Task details: Repeat all of the data precisely.

Records provided:
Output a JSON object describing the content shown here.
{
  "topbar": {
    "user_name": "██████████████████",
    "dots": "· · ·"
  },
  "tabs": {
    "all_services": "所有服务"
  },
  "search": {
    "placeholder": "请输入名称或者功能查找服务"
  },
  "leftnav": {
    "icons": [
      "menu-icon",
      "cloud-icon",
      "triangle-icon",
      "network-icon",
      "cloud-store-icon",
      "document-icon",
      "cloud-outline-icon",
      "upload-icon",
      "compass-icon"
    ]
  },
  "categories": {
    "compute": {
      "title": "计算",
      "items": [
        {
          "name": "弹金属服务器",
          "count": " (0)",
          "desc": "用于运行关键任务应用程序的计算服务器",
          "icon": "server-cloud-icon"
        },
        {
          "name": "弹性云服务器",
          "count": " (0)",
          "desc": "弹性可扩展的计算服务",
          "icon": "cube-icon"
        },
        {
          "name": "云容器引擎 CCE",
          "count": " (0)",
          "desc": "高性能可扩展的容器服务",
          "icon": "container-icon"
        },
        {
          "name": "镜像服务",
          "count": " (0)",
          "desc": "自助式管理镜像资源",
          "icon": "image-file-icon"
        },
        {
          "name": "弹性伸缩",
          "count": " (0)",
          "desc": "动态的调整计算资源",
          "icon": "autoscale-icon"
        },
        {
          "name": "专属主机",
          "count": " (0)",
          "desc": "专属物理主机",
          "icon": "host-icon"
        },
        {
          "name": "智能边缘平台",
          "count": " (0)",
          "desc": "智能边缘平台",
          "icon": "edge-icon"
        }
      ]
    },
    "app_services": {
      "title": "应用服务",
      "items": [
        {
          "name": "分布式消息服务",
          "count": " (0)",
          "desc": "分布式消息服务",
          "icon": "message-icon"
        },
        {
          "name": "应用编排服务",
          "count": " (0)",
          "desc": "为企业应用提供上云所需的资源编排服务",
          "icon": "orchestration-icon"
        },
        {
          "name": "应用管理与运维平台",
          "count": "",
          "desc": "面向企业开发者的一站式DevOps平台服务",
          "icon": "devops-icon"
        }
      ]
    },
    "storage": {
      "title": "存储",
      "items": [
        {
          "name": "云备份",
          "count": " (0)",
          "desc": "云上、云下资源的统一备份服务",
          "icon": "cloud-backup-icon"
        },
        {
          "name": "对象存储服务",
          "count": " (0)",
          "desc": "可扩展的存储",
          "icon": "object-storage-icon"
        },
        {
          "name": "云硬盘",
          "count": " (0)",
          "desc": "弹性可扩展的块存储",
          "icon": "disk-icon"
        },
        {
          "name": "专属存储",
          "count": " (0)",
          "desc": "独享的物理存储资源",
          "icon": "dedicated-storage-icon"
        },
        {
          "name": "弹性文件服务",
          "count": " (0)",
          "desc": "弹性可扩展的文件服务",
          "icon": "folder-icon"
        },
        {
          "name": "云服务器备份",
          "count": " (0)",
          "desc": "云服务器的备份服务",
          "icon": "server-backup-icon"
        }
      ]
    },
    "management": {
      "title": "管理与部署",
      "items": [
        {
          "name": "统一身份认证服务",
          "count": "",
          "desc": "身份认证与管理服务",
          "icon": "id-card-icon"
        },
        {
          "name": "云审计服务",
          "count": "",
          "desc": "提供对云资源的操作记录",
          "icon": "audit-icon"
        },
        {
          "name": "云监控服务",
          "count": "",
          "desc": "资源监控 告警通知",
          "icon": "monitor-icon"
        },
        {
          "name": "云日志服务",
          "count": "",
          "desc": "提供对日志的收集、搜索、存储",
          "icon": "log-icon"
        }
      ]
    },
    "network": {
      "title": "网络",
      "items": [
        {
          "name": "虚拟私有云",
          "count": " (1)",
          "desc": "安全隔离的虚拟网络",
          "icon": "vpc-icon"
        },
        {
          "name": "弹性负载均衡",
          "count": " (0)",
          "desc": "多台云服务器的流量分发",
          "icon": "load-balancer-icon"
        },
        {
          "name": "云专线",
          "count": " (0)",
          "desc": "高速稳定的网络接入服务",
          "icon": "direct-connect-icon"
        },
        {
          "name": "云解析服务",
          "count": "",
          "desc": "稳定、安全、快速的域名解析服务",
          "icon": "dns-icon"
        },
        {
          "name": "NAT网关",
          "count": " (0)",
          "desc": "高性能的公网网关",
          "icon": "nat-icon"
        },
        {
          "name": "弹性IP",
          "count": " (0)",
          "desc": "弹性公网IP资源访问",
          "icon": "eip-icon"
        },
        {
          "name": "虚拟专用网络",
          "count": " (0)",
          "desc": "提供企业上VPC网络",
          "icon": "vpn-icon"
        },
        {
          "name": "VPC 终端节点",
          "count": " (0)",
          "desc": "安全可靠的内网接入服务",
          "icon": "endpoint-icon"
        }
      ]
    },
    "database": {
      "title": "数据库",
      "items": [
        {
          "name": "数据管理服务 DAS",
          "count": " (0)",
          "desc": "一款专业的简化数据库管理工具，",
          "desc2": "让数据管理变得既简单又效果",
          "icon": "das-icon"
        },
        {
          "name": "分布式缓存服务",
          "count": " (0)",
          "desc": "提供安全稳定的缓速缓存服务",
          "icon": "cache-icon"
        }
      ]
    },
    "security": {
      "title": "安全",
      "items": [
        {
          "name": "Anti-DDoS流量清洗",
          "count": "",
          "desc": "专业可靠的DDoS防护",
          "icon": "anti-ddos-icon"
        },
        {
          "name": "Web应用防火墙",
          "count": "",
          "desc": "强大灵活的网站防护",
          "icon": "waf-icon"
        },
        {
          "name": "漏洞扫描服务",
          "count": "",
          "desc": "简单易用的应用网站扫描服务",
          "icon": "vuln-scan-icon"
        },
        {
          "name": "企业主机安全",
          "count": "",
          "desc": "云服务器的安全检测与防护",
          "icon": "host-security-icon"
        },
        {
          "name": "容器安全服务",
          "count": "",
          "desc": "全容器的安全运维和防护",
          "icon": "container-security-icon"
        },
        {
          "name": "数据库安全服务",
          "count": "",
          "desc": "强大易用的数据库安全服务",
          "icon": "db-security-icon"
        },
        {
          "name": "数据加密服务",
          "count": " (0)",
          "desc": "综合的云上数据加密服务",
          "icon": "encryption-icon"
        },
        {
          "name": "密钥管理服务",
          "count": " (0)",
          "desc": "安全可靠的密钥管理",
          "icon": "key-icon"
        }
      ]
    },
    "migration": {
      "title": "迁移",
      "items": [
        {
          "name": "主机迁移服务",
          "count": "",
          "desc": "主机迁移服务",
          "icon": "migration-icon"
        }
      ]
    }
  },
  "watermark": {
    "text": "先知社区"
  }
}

Answer to the task:
Output a JSON object describing the content shown here.
{
  "topbar": {
    "user_name": "██████████████████",
    "dots": "· · ·"
  },
  "tabs": {
    "all_services": "所有服务"
  },
  "search": {
    "placeholder": "请输入名称或者功能查找服务"
  },
  "leftnav": {
    "icons": [
      "menu-icon",
      "cloud-icon",
      "triangle-icon",
      "network-icon",
      "cloud-store-icon",
      "document-icon",
      "cloud-outline-icon",
      "upload-icon",
      "compass-icon"
    ]
  },
  "categories": {
    "compute": {
      "title": "计算",
      "items": [
        {
          "name": "弹金属服务器",
          "count": " (0)",
          "desc": "用于运行关键任务应用程序的计算服务器",
          "icon": "server-cloud-icon"
        },
        {
          "name": "弹性云服务器",
          "count": " (0)",
          "desc": "弹性可扩展的计算服务",
          "icon": "cube-icon"
        },
        {
          "name": "云容器引擎 CCE",
          "count": " (0)",
          "desc": "高性能可扩展的容器服务",
          "icon": "container-icon"
        },
        {
          "name": "镜像服务",
          "count": " (0)",
          "desc": "自助式管理镜像资源",
          "icon": "image-file-icon"
        },
        {
          "name": "弹性伸缩",
          "count": " (0)",
          "desc": "动态的调整计算资源",
          "icon": "autoscale-icon"
        },
        {
          "name": "专属主机",
          "count": " (0)",
          "desc": "专属物理主机",
          "icon": "host-icon"
        },
        {
          "name": "智能边缘平台",
          "count": " (0)",
          "desc": "智能边缘平台",
          "icon": "edge-icon"
        }
      ]
    },
    "app_services": {
      "title": "应用服务",
      "items": [
        {
          "name": "分布式消息服务",
          "count": " (0)",
          "desc": "分布式消息服务",
          "icon": "message-icon"
        },
        {
          "name": "应用编排服务",
          "count": " (0)",
          "desc": "为企业应用提供上云所需的资源编排服务",
          "icon": "orchestration-icon"
        },
        {
          "name": "应用管理与运维平台",
          "count": "",
          "desc": "面向企业开发者的一站式DevOps平台服务",
          "icon": "devops-icon"
        }
      ]
    },
    "storage": {
      "title": "存储",
      "items": [
        {
          "name": "云备份",
          "count": " (0)",
          "desc": "云上、云下资源的统一备份服务",
          "icon": "cloud-backup-icon"
        },
        {
          "name": "对象存储服务",
          "count": " (0)",
          "desc": "可扩展的存储",
          "icon": "object-storage-icon"
        },
        {
          "name": "云硬盘",
          "count": " (0)",
          "desc": "弹性可扩展的块存储",
          "icon": "disk-icon"
        },
        {
          "name": "专属存储",
          "count": " (0)",
          "desc": "独享的物理存储资源",
          "icon": "dedicated-storage-icon"
        },
        {
          "name": "弹性文件服务",
          "count": " (0)",
          "desc": "弹性可扩展的文件服务",
          "icon": "folder-icon"
        },
        {
          "name": "云服务器备份",
          "count": " (0)",
          "desc": "云服务器的备份服务",
          "icon": "server-backup-icon"
        }
      ]
    },
    "management": {
      "title": "管理与部署",
      "items": [
        {
          "name": "统一身份认证服务",
          "count": "",
          "desc": "身份认证与管理服务",
          "icon": "id-card-icon"
        },
        {
          "name": "云审计服务",
          "count": "",
          "desc": "提供对云资源的操作记录",
          "icon": "audit-icon"
        },
        {
          "name": "云监控服务",
          "count": "",
          "desc": "资源监控 告警通知",
          "icon": "monitor-icon"
        },
        {
          "name": "云日志服务",
          "count": "",
          "desc": "提供对日志的收集、搜索、存储",
          "icon": "log-icon"
        }
      ]
    },
    "network": {
      "title": "网络",
      "items": [
        {
          "name": "虚拟私有云",
          "count": " (1)",
          "desc": "安全隔离的虚拟网络",
          "icon": "vpc-icon"
        },
        {
          "name": "弹性负载均衡",
          "count": " (0)",
          "desc": "多台云服务器的流量分发",
          "icon": "load-balancer-icon"
        },
        {
          "name": "云专线",
          "count": " (0)",
          "desc": "高速稳定的网络接入服务",
          "icon": "direct-connect-icon"
        },
        {
          "name": "云解析服务",
          "count": "",
          "desc": "稳定、安全、快速的域名解析服务",
          "icon": "dns-icon"
        },
        {
          "name": "NAT网关",
          "count": " (0)",
          "desc": "高性能的公网网关",
          "icon": "nat-icon"
        },
        {
          "name": "弹性IP",
          "count": " (0)",
          "desc": "弹性公网IP资源访问",
          "icon": "eip-icon"
        },
        {
          "name": "虚拟专用网络",
          "count": " (0)",
          "desc": "提供企业上VPC网络",
          "icon": "vpn-icon"
        },
        {
          "name": "VPC 终端节点",
          "count": " (0)",
          "desc": "安全可靠的内网接入服务",
          "icon": "endpoint-icon"
        }
      ]
    },
    "database": {
      "title": "数据库",
      "items": [
        {
          "name": "数据管理服务 DAS",
          "count": " (0)",
          "desc": "一款专业的简化数据库管理工具，",
          "desc2": "让数据管理变得既简单又效果",
          "icon": "das-icon"
        },
        {
          "name": "分布式缓存服务",
          "count": " (0)",
          "desc": "提供安全稳定的缓速缓存服务",
          "icon": "cache-icon"
        }
      ]
    },
    "security": {
      "title": "安全",
      "items": [
        {
          "name": "Anti-DDoS流量清洗",
          "count": "",
          "desc": "专业可靠的DDoS防护",
          "icon": "anti-ddos-icon"
        },
        {
          "name": "Web应用防火墙",
          "count": "",
          "desc": "强大灵活的网站防护",
          "icon": "waf-icon"
        },
        {
          "name": "漏洞扫描服务",
          "count": "",
          "desc": "简单易用的应用网站扫描服务",
          "icon": "vuln-scan-icon"
        },
        {
          "name": "企业主机安全",
          "count": "",
          "desc": "云服务器的安全检测与防护",
          "icon": "host-security-icon"
        },
        {
          "name": "容器安全服务",
          "count": "",
          "desc": "全容器的安全运维和防护",
          "icon": "container-security-icon"
        },
        {
          "name": "数据库安全服务",
          "count": "",
          "desc": "强大易用的数据库安全服务",
          "icon": "db-security-icon"
        },
        {
          "name": "数据加密服务",
          "count": " (0)",
          "desc": "综合的云上数据加密服务",
          "icon": "encryption-icon"
        },
        {
          "name": "密钥管理服务",
          "count": " (0)",
          "desc": "安全可靠的密钥管理",
          "icon": "key-icon"
        }
      ]
    },
    "migration": {
      "title": "迁移",
      "items": [
        {
          "name": "主机迁移服务",
          "count": "",
          "desc": "主机迁移服务",
          "icon": "migration-icon"
        }
      ]
    }
  },
  "watermark": {
    "text": "先知社区"
  }
}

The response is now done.